Collection entries
===

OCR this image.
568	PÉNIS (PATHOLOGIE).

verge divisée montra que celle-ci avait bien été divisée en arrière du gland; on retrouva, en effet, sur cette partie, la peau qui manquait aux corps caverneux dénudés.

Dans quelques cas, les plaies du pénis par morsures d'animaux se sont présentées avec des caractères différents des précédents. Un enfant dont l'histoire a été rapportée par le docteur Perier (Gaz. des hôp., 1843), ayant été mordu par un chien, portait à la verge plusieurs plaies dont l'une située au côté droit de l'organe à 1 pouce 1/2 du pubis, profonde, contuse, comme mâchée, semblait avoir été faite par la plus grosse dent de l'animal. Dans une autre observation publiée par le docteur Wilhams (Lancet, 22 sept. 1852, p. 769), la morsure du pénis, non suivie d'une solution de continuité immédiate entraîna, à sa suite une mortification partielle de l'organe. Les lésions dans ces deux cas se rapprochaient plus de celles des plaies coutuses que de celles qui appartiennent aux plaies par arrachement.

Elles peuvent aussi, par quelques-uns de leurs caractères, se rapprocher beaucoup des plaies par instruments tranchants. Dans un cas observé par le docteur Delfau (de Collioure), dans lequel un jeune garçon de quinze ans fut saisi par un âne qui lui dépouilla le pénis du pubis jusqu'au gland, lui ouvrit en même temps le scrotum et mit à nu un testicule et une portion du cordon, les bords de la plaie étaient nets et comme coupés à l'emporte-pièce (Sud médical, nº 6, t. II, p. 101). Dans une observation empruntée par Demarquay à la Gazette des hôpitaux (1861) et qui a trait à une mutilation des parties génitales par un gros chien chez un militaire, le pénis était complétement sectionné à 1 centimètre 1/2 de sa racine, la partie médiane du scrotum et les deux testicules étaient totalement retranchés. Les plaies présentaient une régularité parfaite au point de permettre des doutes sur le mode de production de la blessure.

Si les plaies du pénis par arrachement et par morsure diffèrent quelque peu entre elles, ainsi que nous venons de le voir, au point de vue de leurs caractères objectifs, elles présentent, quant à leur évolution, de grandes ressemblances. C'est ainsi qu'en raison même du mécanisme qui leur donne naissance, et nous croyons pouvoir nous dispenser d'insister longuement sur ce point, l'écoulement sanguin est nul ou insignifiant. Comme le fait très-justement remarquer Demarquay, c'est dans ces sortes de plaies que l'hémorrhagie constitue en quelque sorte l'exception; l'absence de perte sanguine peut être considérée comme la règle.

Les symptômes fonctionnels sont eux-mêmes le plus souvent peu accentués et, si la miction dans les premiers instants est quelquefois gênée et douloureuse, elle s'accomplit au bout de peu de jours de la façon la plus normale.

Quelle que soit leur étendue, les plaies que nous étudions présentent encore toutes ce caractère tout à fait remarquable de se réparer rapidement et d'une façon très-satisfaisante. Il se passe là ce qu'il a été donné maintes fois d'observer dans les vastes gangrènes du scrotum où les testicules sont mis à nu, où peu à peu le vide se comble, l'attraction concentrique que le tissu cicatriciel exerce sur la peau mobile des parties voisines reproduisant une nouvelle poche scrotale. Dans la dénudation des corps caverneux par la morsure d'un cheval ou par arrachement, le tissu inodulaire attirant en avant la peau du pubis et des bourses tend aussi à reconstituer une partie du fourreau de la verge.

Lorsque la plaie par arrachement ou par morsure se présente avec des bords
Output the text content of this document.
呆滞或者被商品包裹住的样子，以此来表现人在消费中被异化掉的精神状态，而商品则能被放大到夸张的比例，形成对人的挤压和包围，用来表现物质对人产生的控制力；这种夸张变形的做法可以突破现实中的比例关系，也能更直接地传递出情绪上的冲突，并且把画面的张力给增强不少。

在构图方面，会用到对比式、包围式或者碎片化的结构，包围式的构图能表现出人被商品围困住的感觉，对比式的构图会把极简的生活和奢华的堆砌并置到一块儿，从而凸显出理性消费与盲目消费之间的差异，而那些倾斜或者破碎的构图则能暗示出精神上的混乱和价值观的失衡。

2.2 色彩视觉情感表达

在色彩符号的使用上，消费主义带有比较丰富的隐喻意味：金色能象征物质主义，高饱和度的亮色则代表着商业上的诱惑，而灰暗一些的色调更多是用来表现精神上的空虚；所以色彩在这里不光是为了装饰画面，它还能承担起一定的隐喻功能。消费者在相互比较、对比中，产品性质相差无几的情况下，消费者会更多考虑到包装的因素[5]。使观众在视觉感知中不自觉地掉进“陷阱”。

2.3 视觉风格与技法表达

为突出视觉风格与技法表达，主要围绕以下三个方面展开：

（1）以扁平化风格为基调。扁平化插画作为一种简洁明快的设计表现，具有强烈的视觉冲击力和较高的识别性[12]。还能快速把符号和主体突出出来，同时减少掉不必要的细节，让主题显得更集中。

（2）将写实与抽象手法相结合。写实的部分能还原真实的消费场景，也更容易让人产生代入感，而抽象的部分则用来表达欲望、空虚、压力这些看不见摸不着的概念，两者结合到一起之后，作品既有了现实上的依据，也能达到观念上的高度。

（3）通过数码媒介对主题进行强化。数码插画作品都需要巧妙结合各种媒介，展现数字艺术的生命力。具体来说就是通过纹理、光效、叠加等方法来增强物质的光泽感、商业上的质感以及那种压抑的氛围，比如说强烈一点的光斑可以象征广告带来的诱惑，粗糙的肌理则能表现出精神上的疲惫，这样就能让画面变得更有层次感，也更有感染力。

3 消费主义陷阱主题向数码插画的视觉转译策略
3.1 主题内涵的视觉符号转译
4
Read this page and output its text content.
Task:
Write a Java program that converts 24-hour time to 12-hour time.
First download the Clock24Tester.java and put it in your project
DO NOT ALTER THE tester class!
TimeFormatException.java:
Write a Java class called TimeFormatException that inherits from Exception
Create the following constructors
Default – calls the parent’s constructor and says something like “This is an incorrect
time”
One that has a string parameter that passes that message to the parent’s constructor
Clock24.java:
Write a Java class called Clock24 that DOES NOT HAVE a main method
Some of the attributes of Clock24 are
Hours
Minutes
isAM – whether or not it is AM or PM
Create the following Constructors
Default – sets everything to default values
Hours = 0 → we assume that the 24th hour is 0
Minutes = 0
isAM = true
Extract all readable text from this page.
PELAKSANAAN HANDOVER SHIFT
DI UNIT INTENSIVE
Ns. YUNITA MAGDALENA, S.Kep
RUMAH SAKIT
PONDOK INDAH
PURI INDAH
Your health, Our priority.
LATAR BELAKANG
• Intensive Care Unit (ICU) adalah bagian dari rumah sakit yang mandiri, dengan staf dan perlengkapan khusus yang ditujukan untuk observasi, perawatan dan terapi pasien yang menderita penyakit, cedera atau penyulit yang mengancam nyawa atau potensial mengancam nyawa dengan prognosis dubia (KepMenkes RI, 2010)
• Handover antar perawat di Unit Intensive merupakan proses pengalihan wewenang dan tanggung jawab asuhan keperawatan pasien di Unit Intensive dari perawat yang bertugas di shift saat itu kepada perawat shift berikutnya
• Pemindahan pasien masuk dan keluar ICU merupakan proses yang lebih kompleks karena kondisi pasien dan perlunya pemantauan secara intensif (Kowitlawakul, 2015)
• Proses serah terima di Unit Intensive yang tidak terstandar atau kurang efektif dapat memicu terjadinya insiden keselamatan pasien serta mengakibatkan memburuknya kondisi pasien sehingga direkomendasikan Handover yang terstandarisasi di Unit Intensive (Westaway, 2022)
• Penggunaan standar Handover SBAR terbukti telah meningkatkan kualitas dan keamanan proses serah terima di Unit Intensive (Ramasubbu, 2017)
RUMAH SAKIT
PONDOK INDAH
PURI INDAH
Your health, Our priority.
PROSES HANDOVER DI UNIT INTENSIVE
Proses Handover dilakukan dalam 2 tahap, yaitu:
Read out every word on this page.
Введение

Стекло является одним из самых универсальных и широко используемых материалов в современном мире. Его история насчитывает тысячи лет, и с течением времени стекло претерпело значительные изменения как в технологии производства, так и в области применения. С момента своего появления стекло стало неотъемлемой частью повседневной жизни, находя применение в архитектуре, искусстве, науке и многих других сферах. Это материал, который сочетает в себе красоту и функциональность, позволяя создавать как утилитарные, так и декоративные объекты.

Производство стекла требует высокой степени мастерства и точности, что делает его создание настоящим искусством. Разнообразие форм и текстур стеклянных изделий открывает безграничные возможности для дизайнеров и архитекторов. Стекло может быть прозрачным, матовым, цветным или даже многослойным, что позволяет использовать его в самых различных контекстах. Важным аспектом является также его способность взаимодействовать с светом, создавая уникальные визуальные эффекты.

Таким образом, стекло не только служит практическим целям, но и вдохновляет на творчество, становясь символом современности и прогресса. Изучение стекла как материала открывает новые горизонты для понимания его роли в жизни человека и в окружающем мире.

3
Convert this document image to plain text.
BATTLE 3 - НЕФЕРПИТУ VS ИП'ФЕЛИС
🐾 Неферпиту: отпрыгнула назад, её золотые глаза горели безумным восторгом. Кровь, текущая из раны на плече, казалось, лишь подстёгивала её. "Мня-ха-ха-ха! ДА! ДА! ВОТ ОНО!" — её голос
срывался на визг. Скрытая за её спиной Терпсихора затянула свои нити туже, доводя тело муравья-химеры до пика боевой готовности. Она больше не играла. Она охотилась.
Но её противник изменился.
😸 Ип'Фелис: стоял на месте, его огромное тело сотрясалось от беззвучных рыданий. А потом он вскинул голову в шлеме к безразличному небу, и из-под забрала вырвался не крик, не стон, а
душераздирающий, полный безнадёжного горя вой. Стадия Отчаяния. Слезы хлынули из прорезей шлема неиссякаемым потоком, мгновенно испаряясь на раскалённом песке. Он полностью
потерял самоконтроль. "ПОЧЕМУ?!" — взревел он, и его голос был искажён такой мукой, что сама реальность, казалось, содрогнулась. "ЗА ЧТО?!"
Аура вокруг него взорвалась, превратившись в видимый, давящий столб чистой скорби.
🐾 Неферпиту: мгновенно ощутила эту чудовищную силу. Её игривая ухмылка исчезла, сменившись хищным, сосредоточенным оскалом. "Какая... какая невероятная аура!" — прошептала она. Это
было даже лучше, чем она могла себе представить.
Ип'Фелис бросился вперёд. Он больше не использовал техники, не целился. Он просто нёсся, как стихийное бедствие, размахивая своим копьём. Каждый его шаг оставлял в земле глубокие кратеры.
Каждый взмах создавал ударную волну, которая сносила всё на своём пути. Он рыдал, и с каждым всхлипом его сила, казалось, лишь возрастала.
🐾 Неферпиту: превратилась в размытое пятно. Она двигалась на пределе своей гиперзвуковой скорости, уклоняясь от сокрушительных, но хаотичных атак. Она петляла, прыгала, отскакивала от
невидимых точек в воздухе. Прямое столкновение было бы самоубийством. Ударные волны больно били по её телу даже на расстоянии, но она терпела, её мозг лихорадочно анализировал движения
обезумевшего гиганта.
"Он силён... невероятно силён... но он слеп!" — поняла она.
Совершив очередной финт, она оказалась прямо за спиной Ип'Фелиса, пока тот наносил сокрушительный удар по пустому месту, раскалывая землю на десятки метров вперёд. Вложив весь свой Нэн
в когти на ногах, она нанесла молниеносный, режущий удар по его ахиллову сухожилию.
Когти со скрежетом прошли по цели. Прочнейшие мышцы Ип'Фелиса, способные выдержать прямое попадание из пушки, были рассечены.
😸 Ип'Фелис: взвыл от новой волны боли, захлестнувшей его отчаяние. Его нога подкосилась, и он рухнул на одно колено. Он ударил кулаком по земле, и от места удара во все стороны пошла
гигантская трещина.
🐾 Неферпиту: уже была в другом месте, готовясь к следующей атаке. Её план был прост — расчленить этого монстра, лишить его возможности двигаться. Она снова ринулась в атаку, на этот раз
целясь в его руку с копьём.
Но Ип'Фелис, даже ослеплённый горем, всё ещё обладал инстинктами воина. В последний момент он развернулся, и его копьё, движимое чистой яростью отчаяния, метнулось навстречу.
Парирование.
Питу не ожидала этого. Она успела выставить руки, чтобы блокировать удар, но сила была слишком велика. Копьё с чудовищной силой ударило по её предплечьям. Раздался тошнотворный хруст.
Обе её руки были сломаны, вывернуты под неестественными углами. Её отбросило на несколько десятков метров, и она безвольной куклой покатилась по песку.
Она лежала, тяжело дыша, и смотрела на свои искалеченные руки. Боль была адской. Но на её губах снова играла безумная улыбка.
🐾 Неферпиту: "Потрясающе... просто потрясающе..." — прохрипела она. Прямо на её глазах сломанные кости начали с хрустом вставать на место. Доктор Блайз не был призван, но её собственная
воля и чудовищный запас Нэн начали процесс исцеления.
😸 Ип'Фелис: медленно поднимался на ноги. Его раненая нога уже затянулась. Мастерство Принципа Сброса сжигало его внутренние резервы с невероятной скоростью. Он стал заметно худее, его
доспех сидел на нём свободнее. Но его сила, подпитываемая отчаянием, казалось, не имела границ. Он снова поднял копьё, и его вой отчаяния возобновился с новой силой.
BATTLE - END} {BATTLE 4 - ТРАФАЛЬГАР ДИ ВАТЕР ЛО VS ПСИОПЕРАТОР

===

THE REQUEST: Report back each line of the entries that holds the string "метров".

CORRECT OUTPUT:
Совершив очередной финт, она оказалась прямо за спиной Ип'Фелиса, пока тот наносил сокрушительный удар по пустому месту, раскалывая землю на десятки метров вперёд. Вложив весь свой Нэн
Обе её руки были сломаны, вывернуты под неестественными углами. Её отбросило на несколько десятков метров, и она безвольной куклой покатилась по песку.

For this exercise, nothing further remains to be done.